Problem requirements:
Select lines where the word "this" appears.

Task input:
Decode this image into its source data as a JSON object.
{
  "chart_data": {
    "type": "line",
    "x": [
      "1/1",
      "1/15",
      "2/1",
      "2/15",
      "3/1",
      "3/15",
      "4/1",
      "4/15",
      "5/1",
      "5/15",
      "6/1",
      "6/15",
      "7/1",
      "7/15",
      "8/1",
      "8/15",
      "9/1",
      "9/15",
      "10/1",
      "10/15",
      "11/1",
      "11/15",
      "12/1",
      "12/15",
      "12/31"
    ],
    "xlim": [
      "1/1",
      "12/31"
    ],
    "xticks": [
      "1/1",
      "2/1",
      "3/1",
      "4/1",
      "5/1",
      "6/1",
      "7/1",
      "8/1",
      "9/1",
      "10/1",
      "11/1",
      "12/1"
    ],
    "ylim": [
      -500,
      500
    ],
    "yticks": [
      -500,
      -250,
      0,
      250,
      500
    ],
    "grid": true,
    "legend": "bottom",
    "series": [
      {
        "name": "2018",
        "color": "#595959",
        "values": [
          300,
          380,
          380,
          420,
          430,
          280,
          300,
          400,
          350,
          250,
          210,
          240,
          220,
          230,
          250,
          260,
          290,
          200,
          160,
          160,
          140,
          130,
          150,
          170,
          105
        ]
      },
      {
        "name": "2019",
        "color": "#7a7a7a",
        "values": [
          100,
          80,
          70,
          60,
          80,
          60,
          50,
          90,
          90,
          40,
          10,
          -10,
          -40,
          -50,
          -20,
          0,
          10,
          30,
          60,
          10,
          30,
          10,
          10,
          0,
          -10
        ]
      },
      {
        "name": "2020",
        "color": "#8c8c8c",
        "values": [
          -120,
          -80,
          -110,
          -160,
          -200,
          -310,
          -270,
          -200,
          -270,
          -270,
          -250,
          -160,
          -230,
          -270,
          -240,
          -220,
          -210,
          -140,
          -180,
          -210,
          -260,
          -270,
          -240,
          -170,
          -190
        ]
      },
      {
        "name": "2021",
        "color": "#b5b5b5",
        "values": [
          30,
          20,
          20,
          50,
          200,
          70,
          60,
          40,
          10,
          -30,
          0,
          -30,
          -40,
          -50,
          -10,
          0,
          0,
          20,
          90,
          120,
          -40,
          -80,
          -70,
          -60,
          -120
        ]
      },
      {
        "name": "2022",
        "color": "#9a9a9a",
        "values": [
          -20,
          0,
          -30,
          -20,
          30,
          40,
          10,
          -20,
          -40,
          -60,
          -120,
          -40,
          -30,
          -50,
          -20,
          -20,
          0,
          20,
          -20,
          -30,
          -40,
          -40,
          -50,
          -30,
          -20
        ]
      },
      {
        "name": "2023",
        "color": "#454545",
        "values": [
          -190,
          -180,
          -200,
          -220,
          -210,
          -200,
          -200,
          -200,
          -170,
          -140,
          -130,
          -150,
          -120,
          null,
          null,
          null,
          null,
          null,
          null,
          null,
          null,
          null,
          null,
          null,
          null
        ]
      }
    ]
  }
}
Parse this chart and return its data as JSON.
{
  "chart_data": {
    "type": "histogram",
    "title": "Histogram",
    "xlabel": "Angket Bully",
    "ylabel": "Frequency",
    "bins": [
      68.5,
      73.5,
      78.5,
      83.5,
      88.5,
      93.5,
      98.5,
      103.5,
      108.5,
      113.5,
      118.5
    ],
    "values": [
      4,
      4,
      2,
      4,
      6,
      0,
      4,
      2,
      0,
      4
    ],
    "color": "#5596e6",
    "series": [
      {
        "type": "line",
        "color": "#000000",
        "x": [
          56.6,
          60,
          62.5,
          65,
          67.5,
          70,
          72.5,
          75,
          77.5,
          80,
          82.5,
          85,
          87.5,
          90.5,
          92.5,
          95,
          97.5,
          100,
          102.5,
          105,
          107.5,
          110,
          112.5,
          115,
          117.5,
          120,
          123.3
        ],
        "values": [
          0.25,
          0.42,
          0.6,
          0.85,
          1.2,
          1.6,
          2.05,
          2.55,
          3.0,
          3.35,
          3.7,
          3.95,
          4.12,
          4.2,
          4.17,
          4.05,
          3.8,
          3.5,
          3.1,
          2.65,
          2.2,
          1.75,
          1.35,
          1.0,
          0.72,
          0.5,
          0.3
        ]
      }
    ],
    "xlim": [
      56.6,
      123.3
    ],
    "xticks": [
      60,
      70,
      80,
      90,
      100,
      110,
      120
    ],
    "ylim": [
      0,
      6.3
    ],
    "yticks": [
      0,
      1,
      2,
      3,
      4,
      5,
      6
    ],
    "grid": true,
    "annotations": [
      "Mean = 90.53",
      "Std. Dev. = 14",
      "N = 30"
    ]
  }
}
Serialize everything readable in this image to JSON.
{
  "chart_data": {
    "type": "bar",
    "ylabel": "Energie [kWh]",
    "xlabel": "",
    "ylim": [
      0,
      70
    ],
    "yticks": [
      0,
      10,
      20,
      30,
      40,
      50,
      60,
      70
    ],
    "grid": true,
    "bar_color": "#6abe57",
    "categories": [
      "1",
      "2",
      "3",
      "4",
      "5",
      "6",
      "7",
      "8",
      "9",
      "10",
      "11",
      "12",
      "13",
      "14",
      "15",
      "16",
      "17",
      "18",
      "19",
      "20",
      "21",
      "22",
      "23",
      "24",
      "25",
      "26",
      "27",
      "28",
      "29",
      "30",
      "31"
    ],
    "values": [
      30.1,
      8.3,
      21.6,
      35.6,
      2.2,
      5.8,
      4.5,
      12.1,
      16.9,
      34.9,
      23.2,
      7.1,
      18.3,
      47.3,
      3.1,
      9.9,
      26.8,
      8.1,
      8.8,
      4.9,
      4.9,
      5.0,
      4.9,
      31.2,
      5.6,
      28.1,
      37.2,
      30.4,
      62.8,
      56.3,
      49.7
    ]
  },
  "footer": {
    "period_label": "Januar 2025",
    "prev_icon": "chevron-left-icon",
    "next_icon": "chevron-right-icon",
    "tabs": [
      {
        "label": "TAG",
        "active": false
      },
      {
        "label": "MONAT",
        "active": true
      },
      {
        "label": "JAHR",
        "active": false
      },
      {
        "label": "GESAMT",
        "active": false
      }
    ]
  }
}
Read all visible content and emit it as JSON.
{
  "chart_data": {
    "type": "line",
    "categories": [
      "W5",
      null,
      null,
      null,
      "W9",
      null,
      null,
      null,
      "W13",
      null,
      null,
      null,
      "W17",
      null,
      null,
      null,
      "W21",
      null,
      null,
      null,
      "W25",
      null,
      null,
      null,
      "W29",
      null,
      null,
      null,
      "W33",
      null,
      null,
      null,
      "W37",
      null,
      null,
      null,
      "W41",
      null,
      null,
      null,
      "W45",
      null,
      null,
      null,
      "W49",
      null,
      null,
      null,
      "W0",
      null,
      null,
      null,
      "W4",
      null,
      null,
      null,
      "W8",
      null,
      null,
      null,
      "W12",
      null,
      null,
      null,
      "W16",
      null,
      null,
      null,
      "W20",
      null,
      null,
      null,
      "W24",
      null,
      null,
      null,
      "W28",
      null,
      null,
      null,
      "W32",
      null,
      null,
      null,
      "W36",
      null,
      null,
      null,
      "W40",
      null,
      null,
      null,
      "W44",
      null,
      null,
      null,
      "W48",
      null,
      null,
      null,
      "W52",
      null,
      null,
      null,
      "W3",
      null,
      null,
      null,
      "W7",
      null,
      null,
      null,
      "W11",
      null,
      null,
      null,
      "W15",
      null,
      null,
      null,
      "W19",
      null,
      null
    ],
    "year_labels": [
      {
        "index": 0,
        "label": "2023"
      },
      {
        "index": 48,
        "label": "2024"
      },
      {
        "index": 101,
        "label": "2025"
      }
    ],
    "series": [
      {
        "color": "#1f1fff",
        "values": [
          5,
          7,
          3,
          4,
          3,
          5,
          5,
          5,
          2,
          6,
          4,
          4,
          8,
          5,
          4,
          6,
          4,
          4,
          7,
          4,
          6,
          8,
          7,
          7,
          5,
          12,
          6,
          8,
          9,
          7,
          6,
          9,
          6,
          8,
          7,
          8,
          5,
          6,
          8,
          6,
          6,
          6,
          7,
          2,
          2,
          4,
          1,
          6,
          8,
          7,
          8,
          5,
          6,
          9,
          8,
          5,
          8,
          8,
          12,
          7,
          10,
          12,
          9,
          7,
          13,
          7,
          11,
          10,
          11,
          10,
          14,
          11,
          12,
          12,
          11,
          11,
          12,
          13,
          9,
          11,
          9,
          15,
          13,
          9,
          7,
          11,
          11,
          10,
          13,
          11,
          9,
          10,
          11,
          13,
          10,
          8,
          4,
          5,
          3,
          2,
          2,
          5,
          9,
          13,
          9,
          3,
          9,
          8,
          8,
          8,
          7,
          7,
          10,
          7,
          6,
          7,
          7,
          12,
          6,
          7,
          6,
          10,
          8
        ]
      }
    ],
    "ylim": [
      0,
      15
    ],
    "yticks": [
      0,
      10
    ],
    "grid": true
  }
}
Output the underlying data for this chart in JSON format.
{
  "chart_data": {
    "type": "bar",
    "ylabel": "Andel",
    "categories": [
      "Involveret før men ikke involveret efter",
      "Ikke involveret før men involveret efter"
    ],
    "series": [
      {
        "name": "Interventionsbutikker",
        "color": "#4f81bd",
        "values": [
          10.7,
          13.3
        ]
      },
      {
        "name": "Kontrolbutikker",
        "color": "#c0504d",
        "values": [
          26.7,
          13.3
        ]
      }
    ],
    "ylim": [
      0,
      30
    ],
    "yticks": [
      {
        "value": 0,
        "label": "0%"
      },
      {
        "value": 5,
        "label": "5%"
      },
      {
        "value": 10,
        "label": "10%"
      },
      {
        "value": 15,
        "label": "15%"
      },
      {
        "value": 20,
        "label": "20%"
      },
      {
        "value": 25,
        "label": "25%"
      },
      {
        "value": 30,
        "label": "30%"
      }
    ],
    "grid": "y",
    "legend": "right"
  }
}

Result:
Decode this image into its source data as a JSON object.
Parse this chart and return its data as JSON.
Serialize everything readable in this image to JSON.
Output the underlying data for this chart in JSON format.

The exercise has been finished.